» **Records**:
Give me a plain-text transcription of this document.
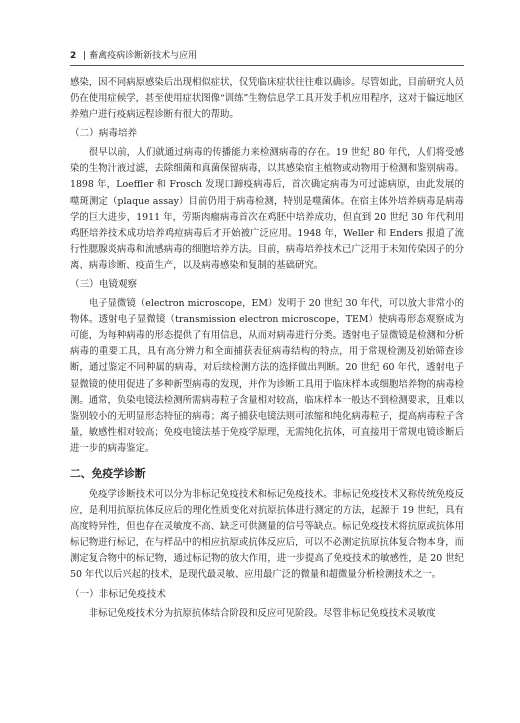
2 | 畜禽疫病诊断新技术与应用

感染，因不同病原感染后出现相似症状，仅凭临床症状往往难以确诊。尽管如此，目前研究人员仍在使用症候学，甚至使用症状图像“训练”生物信息学工具开发手机应用程序，这对于偏远地区养殖户进行疫病远程诊断有很大的帮助。

（二）病毒培养

很早以前，人们就通过病毒的传播能力来检测病毒的存在。19 世纪 80 年代，人们将受感染的生物汁液过滤，去除细菌和真菌保留病毒，以其感染宿主植物或动物用于检测和鉴别病毒。1898 年，Loeffler 和 Frosch 发现口蹄疫病毒后，首次确定病毒为可过滤病原，由此发展的噬斑测定（plaque assay）目前仍用于病毒检测，特别是噬菌体。在宿主体外培养病毒是病毒学的巨大进步，1911 年，劳斯肉瘤病毒首次在鸡胚中培养成功，但直到 20 世纪 30 年代利用鸡胚培养技术成功培养鸡痘病毒后才开始被广泛应用。1948 年，Weller 和 Enders 报道了流行性腮腺炎病毒和流感病毒的细胞培养方法。目前，病毒培养技术已广泛用于未知传染因子的分离、病毒诊断、疫苗生产，以及病毒感染和复制的基础研究。

（三）电镜观察

电子显微镜（electron microscope，EM）发明于 20 世纪 30 年代，可以放大非常小的物体。透射电子显微镜（transmission electron microscope，TEM）使病毒形态观察成为可能，为每种病毒的形态提供了有用信息，从而对病毒进行分类。透射电子显微镜是检测和分析病毒的重要工具，具有高分辨力和全面捕获表征病毒结构的特点，用于常规检测及初始筛查诊断，通过鉴定不同种属的病毒，对后续检测方法的选择做出判断。20 世纪 60 年代，透射电子显微镜的使用促进了多种新型病毒的发现，并作为诊断工具用于临床样本或细胞培养物的病毒检测。通常，负染电镜法检测所需病毒粒子含量相对较高，临床样本一般达不到检测要求，且难以鉴别较小的无明显形态特征的病毒；离子捕获电镜法则可浓缩和纯化病毒粒子，提高病毒粒子含量，敏感性相对较高；免疫电镜法基于免疫学原理，无需纯化抗体，可直接用于常规电镜诊断后进一步的病毒鉴定。

二、免疫学诊断

免疫学诊断技术可以分为非标记免疫技术和标记免疫技术。非标记免疫技术又称传统免疫反应，是利用抗原抗体反应后的理化性质变化对抗原抗体进行测定的方法，起源于 19 世纪，具有高度特异性，但也存在灵敏度不高、缺乏可供测量的信号等缺点。标记免疫技术将抗原或抗体用标记物进行标记，在与样品中的相应抗原或抗体反应后，可以不必测定抗原抗体复合物本身，而测定复合物中的标记物，通过标记物的放大作用，进一步提高了免疫技术的敏感性，是 20 世纪 50 年代以后兴起的技术，是现代最灵敏、应用最广泛的微量和超微量分析检测技术之一。

（一）非标记免疫技术

非标记免疫技术分为抗原抗体结合阶段和反应可见阶段。尽管非标记免疫技术灵敏度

» **Exercise goal**:
Retype all entries exactly; omit pictures.

» **Expected answer**:
Give me a plain-text transcription of this document.
2 | 畜禽疫病诊断新技术与应用

感染，因不同病原感染后出现相似症状，仅凭临床症状往往难以确诊。尽管如此，目前研究人员仍在使用症候学，甚至使用症状图像“训练”生物信息学工具开发手机应用程序，这对于偏远地区养殖户进行疫病远程诊断有很大的帮助。

（二）病毒培养

很早以前，人们就通过病毒的传播能力来检测病毒的存在。19 世纪 80 年代，人们将受感染的生物汁液过滤，去除细菌和真菌保留病毒，以其感染宿主植物或动物用于检测和鉴别病毒。1898 年，Loeffler 和 Frosch 发现口蹄疫病毒后，首次确定病毒为可过滤病原，由此发展的噬斑测定（plaque assay）目前仍用于病毒检测，特别是噬菌体。在宿主体外培养病毒是病毒学的巨大进步，1911 年，劳斯肉瘤病毒首次在鸡胚中培养成功，但直到 20 世纪 30 年代利用鸡胚培养技术成功培养鸡痘病毒后才开始被广泛应用。1948 年，Weller 和 Enders 报道了流行性腮腺炎病毒和流感病毒的细胞培养方法。目前，病毒培养技术已广泛用于未知传染因子的分离、病毒诊断、疫苗生产，以及病毒感染和复制的基础研究。

（三）电镜观察

电子显微镜（electron microscope，EM）发明于 20 世纪 30 年代，可以放大非常小的物体。透射电子显微镜（transmission electron microscope，TEM）使病毒形态观察成为可能，为每种病毒的形态提供了有用信息，从而对病毒进行分类。透射电子显微镜是检测和分析病毒的重要工具，具有高分辨力和全面捕获表征病毒结构的特点，用于常规检测及初始筛查诊断，通过鉴定不同种属的病毒，对后续检测方法的选择做出判断。20 世纪 60 年代，透射电子显微镜的使用促进了多种新型病毒的发现，并作为诊断工具用于临床样本或细胞培养物的病毒检测。通常，负染电镜法检测所需病毒粒子含量相对较高，临床样本一般达不到检测要求，且难以鉴别较小的无明显形态特征的病毒；离子捕获电镜法则可浓缩和纯化病毒粒子，提高病毒粒子含量，敏感性相对较高；免疫电镜法基于免疫学原理，无需纯化抗体，可直接用于常规电镜诊断后进一步的病毒鉴定。

二、免疫学诊断

免疫学诊断技术可以分为非标记免疫技术和标记免疫技术。非标记免疫技术又称传统免疫反应，是利用抗原抗体反应后的理化性质变化对抗原抗体进行测定的方法，起源于 19 世纪，具有高度特异性，但也存在灵敏度不高、缺乏可供测量的信号等缺点。标记免疫技术将抗原或抗体用标记物进行标记，在与样品中的相应抗原或抗体反应后，可以不必测定抗原抗体复合物本身，而测定复合物中的标记物，通过标记物的放大作用，进一步提高了免疫技术的敏感性，是 20 世纪 50 年代以后兴起的技术，是现代最灵敏、应用最广泛的微量和超微量分析检测技术之一。

（一）非标记免疫技术

非标记免疫技术分为抗原抗体结合阶段和反应可见阶段。尽管非标记免疫技术灵敏度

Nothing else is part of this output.